── DOCUMENT PASSAGE

The Harrisburg-Carlisle area has the third-fewest occupational firefighters per capita of any metro region in the United States, according to a new ranking based on government data.
The ranking developed by security information website ASecureLife compared 2018 census population data and federal employment statistics. It found that there are only 120 occupational firefighters in the region, or one out of every 4,788 people.
That figure does not include volunteers, which populate the bulk of Pennsylvania’s fire departments. Pennsylvania has nearly 1,800 fire companies, more than any other state, according to the U.S. Fire Administration. They tend to be smaller than consolidated firefighting forces elsewhere and therefore often lack the resources to hire paid firefighters.
Frederick County, Maryland, by contrast, has 450 paid firefighters at the county level that work with the volunteers at local, independent fire companies.
Pennsylvania dominated the top spots on the ASecureLife list. The Allentown-Bethlehem-Easton, Lebanon, Pittsburgh and Reading metro areas also finished in the top 10 nationwide for least occupational firefighters per capita.
The lack of paid firefighters in Pennsylvania makes the state especially vulnerable to the effects of declining volunteerism. Pennsylvania’s cadre of volunteer firefighters has declined by 80 percent over the past 40 years.
The increased difficulty in obtaining volunteers has contributed to consolidation among fire departments, a trend seen recently in Cumberland County communities like Mechanicsburg and Shippensburg.

────

Summarize the firefighter ranking article in two sentences.

── SOURCE MATERIAL

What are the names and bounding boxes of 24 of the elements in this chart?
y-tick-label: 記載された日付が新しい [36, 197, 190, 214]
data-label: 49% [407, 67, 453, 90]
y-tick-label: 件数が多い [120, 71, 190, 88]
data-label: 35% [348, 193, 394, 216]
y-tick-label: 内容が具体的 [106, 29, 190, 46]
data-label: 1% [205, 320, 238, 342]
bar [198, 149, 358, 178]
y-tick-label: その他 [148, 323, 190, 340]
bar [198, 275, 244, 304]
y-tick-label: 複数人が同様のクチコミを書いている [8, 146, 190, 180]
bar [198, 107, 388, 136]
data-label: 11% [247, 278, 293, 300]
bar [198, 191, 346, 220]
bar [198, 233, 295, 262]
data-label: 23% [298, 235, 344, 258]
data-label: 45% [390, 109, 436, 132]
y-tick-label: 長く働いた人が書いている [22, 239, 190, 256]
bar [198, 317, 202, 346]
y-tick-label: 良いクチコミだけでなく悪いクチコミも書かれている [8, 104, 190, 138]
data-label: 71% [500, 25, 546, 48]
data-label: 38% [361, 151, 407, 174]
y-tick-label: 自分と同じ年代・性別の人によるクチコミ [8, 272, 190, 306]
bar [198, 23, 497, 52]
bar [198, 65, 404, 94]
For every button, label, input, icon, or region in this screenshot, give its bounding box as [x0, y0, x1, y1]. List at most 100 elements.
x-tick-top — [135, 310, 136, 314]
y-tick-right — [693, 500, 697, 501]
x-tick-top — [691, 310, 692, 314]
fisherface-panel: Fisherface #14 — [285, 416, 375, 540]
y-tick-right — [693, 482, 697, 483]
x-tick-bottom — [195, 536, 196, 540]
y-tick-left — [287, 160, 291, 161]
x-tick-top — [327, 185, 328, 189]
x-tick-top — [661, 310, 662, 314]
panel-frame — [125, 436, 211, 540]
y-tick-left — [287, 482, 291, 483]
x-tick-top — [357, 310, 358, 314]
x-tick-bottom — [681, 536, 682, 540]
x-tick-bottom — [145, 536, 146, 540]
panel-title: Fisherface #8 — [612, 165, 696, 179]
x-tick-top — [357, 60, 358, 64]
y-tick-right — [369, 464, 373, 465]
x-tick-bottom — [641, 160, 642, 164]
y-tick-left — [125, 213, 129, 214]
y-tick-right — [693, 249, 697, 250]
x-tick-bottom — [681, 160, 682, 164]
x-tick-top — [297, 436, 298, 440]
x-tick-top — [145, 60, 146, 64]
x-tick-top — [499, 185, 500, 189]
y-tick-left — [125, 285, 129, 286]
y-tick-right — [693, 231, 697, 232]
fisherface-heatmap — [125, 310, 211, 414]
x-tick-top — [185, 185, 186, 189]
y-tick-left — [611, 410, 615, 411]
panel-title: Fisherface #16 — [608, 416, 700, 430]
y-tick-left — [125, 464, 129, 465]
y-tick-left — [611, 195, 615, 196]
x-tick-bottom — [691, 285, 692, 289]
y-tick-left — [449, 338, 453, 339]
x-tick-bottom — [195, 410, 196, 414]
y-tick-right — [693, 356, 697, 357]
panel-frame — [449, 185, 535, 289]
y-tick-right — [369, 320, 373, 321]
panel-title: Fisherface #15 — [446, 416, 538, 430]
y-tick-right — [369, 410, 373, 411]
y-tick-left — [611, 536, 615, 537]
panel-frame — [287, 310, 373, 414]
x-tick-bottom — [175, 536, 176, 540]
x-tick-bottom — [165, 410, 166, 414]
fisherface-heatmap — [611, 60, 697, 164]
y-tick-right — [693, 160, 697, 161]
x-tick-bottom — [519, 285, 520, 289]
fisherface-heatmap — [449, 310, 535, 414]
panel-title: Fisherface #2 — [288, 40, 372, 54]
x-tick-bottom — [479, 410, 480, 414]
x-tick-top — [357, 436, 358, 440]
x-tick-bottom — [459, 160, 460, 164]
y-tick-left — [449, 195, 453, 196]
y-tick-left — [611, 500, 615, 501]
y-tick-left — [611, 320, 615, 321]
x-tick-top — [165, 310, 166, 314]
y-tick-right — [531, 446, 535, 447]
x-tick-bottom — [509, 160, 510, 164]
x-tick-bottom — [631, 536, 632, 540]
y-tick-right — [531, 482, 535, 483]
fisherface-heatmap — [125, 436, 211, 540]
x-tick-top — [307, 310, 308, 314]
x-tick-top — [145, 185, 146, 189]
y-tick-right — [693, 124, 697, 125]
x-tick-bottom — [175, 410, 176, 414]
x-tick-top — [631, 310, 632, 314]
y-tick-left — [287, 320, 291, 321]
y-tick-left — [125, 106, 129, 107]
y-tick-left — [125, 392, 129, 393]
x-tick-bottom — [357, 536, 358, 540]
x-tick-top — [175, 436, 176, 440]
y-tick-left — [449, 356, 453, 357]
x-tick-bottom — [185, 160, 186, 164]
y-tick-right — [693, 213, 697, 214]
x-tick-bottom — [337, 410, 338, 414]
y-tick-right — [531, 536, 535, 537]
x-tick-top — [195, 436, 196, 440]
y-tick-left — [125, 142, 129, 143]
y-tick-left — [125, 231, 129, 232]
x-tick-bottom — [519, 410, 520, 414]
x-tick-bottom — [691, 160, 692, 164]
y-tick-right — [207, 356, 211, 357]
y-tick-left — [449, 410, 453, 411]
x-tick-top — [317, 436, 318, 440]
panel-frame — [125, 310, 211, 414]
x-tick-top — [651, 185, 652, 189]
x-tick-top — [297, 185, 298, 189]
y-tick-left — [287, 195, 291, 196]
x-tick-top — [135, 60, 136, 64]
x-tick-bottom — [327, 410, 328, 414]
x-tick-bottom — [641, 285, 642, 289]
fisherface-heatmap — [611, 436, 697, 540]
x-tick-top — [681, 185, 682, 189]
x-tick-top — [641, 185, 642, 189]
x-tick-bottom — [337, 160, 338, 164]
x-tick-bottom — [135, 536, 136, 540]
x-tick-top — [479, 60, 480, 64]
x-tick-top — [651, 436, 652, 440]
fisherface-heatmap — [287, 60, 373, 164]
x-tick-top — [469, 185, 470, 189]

────

EXPECTED ANSWER:
An ASecureLife ranking based on 2018 census and federal employment data found that the Harrisburg-Carlisle area has the third-fewest occupational firefighters per capita of any U.S. metro region, with only 120, or one for every 4,788 people. Pennsylvania, whose fire departments are mostly staffed by volunteers and which had four other metro areas in the top 10, is especially vulnerable because its volunteer firefighters have declined by 80 percent over 40 years, a drop that has contributed to fire department consolidation.